#### Set exercise A:
Answer each question about the Easter Sunday bulletin.
(i) Who is credited with the prelude?
(ii) What is lit during the time of silent preparation?
(iii) In the call to worship, what three things does All say sunrise is?
#### Set exercise B:
Write the next part of the Easter Sunday bulletin, picking up right after its final line.

#### Reading passage:
● ● ● ● ● ● ●

April 16, 2006

Easter Sunday

 

We are heirs to God’s great promise in Christ and are called to continue the ministry of Jesus in our daily lives. God invites all to share in the new life of Easter. God will give good things and destroy death for “all people.” In what ways will you tell the astonishing story that God invites all people to live in God’s reign?

 

We Gather To Worship God

 

Prelude Low In the Grave” by R. Lowry

 

Sharing Announcements

 

A Time of Greeting

 

A time of silent preparation—Lighting the Christ Candle

 

Call to Worship (Responsive)

One:        Easter is—

All:      Chocolate rabbits, fuzzy yellow chicks and vacation!

One:        Easter is—

All:      Joy, life renewing, and a renewal of faith and spirit!

One:        Easter is—

All:      The great turning point, a risen One, a celebration in Christ!

One:        Sunrise is—

All:      Beautiful! The end of darkness! The beginning of new life!

One:        Hope is—

All:      What makes the world go round; a way into the future; a light at the end of a dark spiritual tunnel.

One:        Hope is—

All:      A new friendship; getting free from fear; what keeps us going,

One:        Hope is—

All:      In Christ’s victory—the end of despair! Amen.

● ● ● ● ● ● ●

#### Record excerpts:

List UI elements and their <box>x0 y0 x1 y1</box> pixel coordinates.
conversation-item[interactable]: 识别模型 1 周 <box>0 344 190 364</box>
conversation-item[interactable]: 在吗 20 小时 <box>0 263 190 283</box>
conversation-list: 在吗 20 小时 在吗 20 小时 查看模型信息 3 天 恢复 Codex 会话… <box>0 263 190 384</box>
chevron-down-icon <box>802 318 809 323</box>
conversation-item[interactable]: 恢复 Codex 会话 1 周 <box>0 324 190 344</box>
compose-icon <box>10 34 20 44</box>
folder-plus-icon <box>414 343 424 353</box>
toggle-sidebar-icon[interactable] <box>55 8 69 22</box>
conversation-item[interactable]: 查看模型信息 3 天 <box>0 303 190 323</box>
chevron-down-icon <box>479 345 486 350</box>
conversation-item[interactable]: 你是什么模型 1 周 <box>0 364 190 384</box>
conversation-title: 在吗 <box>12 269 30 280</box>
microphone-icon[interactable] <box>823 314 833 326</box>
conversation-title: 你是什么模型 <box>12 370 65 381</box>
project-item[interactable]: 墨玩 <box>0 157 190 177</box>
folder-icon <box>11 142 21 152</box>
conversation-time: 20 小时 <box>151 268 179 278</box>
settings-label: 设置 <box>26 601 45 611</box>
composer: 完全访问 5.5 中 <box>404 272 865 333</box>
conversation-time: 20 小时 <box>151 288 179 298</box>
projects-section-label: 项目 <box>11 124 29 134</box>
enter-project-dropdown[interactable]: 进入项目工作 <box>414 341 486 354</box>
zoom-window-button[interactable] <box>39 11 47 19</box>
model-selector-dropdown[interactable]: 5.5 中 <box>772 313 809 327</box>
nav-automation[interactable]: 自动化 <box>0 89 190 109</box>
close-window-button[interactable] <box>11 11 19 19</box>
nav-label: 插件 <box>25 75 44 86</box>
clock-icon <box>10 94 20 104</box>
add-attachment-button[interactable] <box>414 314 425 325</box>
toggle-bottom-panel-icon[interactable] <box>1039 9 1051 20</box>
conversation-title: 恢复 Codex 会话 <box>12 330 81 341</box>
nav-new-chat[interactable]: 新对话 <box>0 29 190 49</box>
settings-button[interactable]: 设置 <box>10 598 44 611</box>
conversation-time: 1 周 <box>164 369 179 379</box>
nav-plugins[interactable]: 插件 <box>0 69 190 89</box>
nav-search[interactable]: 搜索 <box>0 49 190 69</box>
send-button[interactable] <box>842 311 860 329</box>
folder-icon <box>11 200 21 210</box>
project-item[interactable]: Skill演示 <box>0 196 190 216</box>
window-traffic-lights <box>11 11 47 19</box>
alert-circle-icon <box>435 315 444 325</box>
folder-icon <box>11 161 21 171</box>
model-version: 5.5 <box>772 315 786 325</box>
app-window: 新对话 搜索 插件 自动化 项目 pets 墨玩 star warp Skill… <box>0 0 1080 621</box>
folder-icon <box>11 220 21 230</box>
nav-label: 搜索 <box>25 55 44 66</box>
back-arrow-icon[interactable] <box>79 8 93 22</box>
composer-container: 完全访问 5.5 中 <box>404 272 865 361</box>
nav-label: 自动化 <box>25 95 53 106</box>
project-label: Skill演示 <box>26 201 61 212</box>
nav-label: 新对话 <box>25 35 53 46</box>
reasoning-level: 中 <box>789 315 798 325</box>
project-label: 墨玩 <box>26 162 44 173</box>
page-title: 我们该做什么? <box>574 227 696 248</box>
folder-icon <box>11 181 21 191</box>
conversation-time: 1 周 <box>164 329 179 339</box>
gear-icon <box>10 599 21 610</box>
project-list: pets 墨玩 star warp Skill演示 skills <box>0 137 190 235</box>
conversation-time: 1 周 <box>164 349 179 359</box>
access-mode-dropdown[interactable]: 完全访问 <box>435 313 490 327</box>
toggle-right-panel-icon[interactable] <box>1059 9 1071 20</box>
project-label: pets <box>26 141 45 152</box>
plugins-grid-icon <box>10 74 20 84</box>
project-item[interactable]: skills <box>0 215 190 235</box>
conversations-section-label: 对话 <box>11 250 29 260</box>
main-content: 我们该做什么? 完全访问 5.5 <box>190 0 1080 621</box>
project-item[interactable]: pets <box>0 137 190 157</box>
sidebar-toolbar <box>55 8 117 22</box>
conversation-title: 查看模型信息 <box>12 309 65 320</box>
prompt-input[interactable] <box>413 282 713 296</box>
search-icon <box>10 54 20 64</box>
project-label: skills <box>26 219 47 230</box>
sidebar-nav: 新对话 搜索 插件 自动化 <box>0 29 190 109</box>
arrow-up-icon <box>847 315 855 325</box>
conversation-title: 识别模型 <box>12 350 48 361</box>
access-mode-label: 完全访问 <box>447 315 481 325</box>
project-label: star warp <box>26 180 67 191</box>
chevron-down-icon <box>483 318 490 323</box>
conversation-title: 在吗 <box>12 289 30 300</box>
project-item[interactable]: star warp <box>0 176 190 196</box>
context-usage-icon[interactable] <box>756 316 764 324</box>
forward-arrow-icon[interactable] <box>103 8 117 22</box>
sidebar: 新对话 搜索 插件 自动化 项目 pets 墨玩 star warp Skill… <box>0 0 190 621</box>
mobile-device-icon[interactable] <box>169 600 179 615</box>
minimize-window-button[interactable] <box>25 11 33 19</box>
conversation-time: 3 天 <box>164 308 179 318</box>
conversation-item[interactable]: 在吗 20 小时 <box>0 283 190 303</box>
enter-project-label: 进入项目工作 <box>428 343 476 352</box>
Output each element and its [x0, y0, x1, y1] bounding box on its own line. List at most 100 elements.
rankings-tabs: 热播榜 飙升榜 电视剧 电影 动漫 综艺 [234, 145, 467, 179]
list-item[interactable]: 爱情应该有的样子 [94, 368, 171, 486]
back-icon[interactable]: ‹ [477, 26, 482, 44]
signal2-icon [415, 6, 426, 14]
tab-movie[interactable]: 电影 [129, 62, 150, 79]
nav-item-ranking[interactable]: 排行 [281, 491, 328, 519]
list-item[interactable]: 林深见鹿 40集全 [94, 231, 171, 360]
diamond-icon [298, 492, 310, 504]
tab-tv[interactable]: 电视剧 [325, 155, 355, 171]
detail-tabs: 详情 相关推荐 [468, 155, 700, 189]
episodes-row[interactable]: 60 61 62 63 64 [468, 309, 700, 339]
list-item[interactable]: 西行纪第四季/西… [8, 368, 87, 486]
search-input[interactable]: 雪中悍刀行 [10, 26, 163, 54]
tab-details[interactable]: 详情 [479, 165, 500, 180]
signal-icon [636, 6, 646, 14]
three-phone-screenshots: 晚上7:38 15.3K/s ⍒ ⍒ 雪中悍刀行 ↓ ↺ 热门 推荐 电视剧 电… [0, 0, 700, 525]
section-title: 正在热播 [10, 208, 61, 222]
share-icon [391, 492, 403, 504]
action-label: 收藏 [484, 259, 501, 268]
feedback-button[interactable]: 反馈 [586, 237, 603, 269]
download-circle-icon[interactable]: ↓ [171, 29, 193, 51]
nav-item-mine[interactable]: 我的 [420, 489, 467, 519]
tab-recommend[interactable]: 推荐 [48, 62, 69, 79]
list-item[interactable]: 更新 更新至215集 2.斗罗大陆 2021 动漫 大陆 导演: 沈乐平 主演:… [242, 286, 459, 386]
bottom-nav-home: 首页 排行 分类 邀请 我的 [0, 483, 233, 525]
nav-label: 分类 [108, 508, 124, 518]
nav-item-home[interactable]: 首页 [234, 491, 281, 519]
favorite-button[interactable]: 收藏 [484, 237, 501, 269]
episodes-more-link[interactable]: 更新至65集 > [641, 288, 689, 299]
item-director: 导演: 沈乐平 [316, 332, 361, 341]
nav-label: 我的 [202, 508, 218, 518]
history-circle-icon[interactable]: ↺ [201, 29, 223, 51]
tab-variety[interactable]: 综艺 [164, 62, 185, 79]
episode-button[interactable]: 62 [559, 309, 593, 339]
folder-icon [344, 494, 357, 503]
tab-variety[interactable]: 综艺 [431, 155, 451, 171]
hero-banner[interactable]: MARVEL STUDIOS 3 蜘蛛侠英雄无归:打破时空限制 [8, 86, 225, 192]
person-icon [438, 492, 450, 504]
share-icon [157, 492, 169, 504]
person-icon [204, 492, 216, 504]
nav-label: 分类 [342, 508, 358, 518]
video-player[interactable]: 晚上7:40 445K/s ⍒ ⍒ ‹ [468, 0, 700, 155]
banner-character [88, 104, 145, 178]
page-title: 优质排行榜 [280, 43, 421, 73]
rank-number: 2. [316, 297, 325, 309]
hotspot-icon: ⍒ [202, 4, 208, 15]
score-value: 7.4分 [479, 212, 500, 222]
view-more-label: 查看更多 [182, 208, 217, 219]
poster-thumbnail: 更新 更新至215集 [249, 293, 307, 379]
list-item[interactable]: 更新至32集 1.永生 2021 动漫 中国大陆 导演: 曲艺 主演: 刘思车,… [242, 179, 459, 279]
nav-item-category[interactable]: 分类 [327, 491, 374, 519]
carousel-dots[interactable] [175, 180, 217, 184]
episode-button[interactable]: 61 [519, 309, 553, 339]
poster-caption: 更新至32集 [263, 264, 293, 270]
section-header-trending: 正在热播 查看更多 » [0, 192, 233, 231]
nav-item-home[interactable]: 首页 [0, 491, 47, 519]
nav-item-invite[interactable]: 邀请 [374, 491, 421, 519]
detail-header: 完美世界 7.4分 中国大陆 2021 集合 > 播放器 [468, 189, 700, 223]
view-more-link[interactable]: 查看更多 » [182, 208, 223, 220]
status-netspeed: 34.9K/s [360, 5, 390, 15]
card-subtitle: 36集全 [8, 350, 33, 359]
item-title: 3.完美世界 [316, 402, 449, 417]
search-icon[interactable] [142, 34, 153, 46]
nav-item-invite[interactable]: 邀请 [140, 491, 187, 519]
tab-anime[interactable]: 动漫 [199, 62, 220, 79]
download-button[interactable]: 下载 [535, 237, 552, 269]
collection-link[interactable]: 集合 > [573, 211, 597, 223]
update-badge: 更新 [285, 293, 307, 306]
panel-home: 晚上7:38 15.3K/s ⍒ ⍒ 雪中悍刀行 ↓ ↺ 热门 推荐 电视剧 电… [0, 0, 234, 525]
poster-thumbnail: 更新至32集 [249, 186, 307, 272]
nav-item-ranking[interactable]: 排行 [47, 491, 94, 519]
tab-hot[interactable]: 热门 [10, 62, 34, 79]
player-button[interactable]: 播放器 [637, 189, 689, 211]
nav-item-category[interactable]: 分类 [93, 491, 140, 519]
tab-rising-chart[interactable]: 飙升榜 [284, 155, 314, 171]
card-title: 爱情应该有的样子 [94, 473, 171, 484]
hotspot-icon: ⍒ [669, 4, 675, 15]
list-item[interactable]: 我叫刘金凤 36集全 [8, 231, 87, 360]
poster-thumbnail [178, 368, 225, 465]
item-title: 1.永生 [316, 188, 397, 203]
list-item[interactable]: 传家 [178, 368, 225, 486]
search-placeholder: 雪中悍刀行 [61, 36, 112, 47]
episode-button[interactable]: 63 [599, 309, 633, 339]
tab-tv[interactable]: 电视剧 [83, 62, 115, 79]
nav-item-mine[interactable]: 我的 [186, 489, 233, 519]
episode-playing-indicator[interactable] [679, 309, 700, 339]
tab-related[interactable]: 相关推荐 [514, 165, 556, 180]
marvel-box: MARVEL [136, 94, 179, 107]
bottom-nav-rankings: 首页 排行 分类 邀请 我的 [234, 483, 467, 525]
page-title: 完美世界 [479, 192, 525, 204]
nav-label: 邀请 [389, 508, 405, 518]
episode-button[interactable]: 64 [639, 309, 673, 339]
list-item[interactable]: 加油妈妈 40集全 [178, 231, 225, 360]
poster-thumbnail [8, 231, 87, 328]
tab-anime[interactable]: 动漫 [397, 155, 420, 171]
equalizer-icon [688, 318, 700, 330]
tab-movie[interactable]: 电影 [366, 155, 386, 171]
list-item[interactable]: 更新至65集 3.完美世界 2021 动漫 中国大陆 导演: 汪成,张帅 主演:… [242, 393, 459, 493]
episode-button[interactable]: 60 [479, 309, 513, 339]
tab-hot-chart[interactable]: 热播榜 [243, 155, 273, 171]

● ● ● ● ● ● ●

#### Final answer A:
(i) R. Lowry
(ii) The Christ Candle
(iii) Beautiful, the end of darkness, and the beginning of new life

#### Final answer B:
 

Prayer of Approach (Unison)

Dear God, this past week has been one of mixed emotions; of faith struggling to understand. We have greeted you with palm branches; we have sat at table with you to share a farewell meal. We have witnessed your death on a simple wooden cross. Yet on the third day, you come to us again in victory. By this, we know that death is not the final word. As the sun boldly rises to meet a new day, rise in our lives this Easter morning, for you are our hope, our life, and our joy. Amen.

 

Hymn #173 “Thine Is the Glory”

 

Conversation Time

Prayer of Transformation & Assurance of Pardon

 

Dear God, Creator of the heavens and Maker of each small thing: what a wondrous universe you have spread before us. Each day overflows with the richness of life: with growing green and bursting blossoms, with relationships which nurture and challenge, with missions accomplished and justice to be done. Each day is full of your meaning. And yet many times we do not see this. With much around us to be done, we complain of boredom. Or we are so busy we lose track of your presence and calling. Too often we scurry to and fro without appreciation, delight, or much sense of purpose. Call us, God, out of emotional poverty into the richness of life lived in love. Move us toward you and one another…(Silent Reflection)

 

Assurance of Pardon (One)

 

We Listen For God’s Word

 

Biblical Notes

Prayer of Illumination

Acts 10:34-43 From the Epistle Pg. 164

Peter’s Speech

 

Other lessons for your personal consideration from today’s lections are: From the Hebrew Scriptures – Isaiah 25:6-9; From the Psalms – Psalm 118:1-2, 14-24

 

Anthem “Sound The Trumpet” by D. Peterson

Congregation #157 “Christ the Lord Is Risen Today”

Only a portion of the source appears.